■ Task brief ■
Extract from the listing each line in which the word "오투그란데" appears.

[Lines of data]
== == ==
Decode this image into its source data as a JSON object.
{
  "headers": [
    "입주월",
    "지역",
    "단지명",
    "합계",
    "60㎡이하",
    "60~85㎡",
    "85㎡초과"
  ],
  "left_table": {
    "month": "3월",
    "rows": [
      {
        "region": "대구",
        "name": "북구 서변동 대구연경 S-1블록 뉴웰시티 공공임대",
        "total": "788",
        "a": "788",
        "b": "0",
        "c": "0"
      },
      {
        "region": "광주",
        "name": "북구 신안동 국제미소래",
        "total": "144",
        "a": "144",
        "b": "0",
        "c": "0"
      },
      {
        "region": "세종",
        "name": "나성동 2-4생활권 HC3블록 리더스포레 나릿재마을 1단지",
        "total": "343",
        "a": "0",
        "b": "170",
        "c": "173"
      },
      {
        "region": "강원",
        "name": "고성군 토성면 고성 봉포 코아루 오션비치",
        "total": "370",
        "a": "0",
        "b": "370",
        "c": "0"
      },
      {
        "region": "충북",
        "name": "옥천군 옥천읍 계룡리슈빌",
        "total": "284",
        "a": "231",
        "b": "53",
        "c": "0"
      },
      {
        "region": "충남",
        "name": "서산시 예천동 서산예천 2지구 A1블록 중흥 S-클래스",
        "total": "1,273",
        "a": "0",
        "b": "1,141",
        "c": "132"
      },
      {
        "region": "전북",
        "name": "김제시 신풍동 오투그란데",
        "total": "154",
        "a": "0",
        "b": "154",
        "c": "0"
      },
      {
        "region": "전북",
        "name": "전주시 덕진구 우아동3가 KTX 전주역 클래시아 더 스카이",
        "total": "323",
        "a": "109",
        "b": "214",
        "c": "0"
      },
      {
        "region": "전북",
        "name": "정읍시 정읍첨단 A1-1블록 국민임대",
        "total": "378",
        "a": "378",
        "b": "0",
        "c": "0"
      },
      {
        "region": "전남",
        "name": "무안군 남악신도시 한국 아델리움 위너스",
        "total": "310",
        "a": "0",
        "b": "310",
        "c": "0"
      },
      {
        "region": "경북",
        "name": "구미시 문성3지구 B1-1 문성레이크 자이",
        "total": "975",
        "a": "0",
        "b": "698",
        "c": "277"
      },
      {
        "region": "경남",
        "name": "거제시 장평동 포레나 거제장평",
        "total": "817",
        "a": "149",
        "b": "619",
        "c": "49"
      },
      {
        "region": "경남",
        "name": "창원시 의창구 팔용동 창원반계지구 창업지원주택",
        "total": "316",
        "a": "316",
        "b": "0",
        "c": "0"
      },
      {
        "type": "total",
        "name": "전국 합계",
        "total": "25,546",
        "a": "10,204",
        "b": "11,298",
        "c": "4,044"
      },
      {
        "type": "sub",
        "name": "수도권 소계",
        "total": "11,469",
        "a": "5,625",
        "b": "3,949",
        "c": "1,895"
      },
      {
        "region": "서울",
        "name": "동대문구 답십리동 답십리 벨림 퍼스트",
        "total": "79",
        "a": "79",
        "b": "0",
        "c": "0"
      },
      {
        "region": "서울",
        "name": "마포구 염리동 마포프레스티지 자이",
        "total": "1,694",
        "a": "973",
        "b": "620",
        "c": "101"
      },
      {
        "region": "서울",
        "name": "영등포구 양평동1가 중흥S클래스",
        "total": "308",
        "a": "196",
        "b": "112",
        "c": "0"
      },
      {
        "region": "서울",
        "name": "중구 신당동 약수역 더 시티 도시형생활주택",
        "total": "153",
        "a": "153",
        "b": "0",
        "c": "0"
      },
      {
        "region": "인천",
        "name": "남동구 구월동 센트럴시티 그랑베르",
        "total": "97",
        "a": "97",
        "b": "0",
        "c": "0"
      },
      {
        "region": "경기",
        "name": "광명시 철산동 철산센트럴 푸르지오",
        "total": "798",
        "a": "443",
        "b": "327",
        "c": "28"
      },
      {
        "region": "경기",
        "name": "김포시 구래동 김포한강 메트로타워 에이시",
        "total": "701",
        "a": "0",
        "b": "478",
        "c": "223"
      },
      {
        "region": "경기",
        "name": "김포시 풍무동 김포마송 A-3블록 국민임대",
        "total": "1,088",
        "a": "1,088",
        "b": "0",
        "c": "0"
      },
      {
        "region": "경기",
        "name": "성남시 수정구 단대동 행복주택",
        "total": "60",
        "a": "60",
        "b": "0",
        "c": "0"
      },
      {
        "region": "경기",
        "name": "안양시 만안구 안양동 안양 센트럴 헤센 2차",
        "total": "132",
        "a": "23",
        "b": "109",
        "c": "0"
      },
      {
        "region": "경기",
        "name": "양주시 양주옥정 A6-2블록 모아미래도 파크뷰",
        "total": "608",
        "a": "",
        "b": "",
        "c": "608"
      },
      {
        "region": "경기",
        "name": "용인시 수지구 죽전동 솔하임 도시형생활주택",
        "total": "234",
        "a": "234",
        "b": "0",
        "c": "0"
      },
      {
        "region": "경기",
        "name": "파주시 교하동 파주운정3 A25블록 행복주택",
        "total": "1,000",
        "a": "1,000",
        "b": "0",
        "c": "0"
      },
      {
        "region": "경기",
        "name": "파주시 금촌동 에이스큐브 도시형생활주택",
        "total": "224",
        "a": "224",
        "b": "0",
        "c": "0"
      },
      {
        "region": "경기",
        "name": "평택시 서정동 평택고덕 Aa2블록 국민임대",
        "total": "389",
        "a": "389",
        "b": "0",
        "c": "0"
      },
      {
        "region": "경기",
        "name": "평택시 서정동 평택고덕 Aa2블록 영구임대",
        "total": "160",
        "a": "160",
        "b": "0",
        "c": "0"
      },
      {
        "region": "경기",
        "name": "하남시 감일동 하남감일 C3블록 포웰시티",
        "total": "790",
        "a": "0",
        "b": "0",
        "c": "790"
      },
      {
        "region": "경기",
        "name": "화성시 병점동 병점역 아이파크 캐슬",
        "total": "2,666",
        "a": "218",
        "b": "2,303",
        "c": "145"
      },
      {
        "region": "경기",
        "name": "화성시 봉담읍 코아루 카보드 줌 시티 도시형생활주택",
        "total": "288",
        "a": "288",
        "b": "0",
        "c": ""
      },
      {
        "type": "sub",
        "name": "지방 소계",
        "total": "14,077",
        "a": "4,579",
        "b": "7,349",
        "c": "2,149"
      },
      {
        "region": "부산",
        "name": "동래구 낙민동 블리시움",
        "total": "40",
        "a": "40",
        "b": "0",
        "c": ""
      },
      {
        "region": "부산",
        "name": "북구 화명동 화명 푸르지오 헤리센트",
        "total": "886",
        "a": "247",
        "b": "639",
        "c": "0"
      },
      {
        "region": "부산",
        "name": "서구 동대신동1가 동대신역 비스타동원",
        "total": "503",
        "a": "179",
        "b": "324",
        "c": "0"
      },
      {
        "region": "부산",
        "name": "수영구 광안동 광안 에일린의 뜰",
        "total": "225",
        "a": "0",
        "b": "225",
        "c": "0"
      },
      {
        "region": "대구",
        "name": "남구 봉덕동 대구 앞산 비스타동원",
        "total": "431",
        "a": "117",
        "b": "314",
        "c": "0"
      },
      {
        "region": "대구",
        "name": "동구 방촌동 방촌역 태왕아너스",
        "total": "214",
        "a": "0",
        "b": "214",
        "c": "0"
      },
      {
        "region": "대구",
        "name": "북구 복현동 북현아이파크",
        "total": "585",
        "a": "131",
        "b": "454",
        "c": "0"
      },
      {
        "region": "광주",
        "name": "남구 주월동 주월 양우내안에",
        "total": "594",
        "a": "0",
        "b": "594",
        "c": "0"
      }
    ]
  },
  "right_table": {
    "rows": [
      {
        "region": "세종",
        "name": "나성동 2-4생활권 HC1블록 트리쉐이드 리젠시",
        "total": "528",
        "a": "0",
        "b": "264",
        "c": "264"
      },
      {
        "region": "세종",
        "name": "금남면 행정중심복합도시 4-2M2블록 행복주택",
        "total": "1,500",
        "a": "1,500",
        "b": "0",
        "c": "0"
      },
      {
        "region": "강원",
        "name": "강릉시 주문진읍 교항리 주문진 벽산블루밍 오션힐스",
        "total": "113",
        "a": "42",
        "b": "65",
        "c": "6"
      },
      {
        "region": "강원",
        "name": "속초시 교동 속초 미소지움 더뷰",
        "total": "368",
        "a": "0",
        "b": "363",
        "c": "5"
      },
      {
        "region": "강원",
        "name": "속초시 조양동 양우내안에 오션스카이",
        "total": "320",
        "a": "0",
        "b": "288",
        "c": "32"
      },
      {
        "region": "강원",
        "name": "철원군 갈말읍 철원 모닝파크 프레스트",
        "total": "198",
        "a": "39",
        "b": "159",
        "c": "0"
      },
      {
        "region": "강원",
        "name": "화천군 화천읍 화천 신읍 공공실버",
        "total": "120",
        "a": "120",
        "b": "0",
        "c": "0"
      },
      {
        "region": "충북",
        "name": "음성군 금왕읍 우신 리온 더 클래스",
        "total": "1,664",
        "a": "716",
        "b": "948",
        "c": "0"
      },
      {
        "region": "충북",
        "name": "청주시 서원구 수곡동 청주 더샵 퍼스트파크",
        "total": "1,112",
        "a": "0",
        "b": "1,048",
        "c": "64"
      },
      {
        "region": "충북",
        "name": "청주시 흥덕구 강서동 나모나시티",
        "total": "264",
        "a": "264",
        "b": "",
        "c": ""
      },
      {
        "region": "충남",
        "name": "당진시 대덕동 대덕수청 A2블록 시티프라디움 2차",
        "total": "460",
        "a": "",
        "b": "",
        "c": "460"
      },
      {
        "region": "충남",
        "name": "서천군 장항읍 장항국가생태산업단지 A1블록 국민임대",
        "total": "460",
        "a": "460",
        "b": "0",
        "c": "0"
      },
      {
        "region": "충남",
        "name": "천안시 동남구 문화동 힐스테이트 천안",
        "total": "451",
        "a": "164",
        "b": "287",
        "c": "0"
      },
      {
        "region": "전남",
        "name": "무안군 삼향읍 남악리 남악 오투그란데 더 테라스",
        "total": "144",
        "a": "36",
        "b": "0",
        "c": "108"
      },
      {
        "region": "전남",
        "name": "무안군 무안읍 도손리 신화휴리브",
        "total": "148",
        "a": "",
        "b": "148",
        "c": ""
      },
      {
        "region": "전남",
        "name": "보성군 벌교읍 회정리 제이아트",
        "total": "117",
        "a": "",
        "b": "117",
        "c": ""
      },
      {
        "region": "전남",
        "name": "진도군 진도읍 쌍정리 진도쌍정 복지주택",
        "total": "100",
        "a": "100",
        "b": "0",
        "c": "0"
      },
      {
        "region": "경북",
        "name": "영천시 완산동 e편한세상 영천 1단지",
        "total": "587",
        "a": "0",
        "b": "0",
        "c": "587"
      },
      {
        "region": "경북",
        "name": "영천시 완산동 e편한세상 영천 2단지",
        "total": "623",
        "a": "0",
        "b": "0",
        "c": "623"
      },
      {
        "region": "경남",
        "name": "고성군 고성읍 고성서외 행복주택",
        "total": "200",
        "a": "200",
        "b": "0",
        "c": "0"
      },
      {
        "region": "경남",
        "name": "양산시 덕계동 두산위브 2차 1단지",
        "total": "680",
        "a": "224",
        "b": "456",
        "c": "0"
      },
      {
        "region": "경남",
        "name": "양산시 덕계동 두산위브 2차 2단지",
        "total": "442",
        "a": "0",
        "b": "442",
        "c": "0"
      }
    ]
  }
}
== == ==
■ Written reply ■
        "name": "김제시 신풍동 오투그란데",
        "name": "무안군 삼향읍 남악리 남악 오투그란데 더 테라스",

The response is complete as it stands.